Stored items:
######
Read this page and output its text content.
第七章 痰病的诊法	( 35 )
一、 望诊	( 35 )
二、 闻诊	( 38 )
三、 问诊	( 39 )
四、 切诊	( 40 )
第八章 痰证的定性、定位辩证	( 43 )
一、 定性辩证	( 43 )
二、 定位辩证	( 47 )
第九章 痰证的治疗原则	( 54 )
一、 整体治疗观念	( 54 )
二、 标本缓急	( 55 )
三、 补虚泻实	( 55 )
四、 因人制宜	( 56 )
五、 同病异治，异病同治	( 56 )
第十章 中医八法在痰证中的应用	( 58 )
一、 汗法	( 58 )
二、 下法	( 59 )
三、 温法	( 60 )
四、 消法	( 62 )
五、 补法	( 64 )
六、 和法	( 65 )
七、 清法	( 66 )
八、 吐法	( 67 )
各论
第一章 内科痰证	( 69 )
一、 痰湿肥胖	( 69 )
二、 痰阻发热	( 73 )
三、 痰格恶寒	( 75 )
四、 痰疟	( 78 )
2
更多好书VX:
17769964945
######
Write the data from above out again, exactly.

WRITTEN REPLY:
Read this page and output its text content.
第七章 痰病的诊法	( 35 )
一、 望诊	( 35 )
二、 闻诊	( 38 )
三、 问诊	( 39 )
四、 切诊	( 40 )
第八章 痰证的定性、定位辩证	( 43 )
一、 定性辩证	( 43 )
二、 定位辩证	( 47 )
第九章 痰证的治疗原则	( 54 )
一、 整体治疗观念	( 54 )
二、 标本缓急	( 55 )
三、 补虚泻实	( 55 )
四、 因人制宜	( 56 )
五、 同病异治，异病同治	( 56 )
第十章 中医八法在痰证中的应用	( 58 )
一、 汗法	( 58 )
二、 下法	( 59 )
三、 温法	( 60 )
四、 消法	( 62 )
五、 补法	( 64 )
六、 和法	( 65 )
七、 清法	( 66 )
八、 吐法	( 67 )
各论
第一章 内科痰证	( 69 )
一、 痰湿肥胖	( 69 )
二、 痰阻发热	( 73 )
三、 痰格恶寒	( 75 )
四、 痰疟	( 78 )
2
更多好书VX:
17769964945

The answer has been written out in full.